Report each line of the data that has "name" somewhere in it.

— start Listed records —

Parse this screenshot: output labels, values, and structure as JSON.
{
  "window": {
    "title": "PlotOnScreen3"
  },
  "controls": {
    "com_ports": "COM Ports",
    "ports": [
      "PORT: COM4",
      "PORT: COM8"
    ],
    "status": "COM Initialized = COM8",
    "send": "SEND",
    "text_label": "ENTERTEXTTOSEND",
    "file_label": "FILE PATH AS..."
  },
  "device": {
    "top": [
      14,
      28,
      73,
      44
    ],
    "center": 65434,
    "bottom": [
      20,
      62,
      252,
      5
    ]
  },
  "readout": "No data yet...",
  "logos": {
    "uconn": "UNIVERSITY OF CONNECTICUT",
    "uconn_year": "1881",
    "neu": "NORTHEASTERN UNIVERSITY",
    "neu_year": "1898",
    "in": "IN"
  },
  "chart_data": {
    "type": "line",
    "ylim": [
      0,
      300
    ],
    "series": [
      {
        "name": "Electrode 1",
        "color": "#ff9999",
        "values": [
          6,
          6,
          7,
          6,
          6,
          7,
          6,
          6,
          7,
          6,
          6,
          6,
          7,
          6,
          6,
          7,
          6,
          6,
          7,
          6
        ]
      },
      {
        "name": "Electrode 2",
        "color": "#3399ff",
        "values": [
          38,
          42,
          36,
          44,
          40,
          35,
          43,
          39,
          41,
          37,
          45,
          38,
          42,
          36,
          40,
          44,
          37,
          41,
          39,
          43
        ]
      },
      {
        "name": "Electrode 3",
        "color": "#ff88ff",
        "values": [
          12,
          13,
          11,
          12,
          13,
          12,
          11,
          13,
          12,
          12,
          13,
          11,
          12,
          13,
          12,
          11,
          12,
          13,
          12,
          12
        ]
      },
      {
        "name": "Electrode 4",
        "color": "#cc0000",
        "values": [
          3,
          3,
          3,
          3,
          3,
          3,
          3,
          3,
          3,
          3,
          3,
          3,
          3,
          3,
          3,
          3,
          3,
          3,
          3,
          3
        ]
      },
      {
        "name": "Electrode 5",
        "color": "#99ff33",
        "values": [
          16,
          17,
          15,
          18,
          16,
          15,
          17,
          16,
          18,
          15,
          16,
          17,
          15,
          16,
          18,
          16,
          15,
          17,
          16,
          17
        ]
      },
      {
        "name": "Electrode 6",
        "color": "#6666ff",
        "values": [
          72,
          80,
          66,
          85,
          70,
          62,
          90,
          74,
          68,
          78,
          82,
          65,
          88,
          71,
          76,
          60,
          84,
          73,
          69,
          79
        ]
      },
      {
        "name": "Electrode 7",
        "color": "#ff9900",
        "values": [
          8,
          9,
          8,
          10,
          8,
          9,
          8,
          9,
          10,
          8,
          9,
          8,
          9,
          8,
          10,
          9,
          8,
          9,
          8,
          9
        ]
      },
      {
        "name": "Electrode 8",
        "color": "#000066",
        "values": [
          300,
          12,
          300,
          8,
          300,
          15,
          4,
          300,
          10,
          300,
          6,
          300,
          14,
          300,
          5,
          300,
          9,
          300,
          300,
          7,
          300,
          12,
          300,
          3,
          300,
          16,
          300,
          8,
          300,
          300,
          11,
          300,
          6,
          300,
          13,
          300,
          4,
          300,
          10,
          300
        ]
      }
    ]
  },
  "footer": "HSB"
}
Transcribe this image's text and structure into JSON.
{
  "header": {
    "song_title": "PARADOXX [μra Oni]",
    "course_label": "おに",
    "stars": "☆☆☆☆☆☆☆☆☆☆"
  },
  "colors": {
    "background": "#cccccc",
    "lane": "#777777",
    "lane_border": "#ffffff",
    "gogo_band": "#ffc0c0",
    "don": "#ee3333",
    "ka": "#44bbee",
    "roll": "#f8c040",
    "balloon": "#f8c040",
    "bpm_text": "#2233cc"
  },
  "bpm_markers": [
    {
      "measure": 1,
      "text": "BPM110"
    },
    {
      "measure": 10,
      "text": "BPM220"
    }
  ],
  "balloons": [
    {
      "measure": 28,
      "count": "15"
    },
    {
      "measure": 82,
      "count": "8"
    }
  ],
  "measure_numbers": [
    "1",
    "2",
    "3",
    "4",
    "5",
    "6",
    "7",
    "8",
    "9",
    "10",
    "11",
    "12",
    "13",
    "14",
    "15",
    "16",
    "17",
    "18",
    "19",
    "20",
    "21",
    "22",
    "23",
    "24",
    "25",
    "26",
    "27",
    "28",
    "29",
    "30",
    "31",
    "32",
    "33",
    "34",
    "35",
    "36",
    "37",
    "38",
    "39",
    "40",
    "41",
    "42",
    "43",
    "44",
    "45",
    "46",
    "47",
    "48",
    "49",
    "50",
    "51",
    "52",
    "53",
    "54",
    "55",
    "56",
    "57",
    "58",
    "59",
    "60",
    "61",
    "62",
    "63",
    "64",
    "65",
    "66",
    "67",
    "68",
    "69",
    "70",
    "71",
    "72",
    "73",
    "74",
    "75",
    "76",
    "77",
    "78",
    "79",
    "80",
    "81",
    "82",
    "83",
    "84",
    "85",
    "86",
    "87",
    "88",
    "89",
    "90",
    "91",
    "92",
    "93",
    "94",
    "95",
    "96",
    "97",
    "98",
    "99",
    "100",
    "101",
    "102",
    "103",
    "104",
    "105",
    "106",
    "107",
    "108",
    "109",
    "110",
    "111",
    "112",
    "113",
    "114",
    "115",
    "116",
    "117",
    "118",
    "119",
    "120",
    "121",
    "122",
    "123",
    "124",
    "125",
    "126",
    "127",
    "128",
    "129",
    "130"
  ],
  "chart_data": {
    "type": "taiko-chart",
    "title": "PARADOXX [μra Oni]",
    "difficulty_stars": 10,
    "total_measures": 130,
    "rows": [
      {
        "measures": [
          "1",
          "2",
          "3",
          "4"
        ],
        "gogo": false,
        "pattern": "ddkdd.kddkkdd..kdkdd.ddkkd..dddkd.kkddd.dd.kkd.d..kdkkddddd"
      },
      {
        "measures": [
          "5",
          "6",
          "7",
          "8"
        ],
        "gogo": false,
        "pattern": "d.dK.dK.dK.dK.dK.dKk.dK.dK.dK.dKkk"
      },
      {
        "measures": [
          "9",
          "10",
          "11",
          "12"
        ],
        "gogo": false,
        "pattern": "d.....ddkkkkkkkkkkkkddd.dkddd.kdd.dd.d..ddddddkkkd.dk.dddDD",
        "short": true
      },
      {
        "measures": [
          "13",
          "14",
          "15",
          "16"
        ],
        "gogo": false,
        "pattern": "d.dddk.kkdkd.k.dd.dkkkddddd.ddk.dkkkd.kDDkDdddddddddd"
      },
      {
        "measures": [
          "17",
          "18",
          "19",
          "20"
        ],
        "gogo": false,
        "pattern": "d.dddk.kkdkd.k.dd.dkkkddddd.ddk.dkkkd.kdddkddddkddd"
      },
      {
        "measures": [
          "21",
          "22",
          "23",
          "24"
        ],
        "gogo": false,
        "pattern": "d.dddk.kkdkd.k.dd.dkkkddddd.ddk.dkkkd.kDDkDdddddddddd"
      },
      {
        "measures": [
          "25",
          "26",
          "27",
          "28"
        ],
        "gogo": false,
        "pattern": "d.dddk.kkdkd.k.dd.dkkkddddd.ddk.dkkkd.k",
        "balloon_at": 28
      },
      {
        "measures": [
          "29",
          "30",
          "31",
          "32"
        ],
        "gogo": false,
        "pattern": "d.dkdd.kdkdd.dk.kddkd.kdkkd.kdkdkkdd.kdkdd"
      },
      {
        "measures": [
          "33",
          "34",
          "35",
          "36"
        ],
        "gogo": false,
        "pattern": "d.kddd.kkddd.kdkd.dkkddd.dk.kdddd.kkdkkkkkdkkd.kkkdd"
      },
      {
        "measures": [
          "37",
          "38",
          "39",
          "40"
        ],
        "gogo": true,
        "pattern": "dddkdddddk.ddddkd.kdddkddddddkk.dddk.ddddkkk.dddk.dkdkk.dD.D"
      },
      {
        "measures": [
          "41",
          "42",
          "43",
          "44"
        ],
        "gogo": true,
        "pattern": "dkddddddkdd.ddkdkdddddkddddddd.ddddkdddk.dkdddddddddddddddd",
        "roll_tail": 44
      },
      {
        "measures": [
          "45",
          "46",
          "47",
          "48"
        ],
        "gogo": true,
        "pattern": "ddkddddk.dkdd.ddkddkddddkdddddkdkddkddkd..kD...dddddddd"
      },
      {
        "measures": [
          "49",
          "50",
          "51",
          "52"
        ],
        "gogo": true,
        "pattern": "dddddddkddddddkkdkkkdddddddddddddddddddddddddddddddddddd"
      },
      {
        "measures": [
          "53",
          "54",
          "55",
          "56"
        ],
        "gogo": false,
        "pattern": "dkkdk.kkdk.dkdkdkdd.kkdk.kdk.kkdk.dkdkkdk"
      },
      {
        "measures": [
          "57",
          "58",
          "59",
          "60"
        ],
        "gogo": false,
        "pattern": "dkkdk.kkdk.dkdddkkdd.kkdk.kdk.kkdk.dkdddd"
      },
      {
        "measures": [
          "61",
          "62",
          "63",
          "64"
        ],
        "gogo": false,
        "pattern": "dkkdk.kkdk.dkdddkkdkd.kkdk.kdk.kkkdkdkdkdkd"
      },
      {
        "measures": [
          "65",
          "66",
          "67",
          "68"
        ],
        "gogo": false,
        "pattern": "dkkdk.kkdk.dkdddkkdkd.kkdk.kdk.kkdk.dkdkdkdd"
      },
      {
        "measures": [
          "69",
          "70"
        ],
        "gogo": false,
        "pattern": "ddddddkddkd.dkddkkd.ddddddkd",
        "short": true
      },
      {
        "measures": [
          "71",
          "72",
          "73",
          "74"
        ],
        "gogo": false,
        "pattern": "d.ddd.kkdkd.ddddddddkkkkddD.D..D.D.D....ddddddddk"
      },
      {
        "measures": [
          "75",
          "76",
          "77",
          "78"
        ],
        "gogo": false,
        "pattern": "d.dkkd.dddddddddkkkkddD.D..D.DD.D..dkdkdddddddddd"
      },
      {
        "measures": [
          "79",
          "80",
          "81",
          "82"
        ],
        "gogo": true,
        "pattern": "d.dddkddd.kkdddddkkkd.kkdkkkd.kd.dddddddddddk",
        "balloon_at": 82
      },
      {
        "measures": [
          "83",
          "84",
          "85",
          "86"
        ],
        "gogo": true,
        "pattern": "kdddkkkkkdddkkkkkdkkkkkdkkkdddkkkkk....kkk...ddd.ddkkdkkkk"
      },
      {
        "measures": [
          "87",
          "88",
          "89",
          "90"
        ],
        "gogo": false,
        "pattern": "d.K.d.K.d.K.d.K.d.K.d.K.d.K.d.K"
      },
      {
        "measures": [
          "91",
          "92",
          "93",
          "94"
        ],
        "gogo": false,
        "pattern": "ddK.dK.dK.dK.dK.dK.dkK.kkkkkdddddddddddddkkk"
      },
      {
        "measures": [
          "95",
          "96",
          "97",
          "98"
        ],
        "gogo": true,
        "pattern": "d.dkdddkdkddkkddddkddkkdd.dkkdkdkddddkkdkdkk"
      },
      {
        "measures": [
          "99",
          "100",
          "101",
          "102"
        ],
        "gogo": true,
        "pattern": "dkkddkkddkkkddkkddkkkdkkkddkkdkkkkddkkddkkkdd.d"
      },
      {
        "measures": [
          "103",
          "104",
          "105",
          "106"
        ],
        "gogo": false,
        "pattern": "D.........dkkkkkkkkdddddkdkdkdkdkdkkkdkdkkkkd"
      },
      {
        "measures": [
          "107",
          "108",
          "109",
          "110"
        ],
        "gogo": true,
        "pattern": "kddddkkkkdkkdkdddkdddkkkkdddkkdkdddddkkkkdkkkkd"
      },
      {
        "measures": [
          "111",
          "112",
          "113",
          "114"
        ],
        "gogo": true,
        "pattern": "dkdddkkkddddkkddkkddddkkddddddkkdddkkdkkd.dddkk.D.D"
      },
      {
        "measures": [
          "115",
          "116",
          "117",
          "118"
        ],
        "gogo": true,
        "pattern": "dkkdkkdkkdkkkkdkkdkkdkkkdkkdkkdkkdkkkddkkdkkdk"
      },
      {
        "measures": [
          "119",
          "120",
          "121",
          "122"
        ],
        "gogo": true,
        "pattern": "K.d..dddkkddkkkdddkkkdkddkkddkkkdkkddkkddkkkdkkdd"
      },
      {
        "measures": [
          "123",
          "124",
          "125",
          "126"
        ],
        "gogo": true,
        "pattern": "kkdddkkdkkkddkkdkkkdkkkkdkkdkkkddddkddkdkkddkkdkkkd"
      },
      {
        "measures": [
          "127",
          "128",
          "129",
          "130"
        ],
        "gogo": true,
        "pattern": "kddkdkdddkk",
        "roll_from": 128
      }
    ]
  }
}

— end Listed records —

**Reply to the task:**
        "name": "Electrode 1",
        "name": "Electrode 2",
        "name": "Electrode 3",
        "name": "Electrode 4",
        "name": "Electrode 5",
        "name": "Electrode 6",
        "name": "Electrode 7",
        "name": "Electrode 8",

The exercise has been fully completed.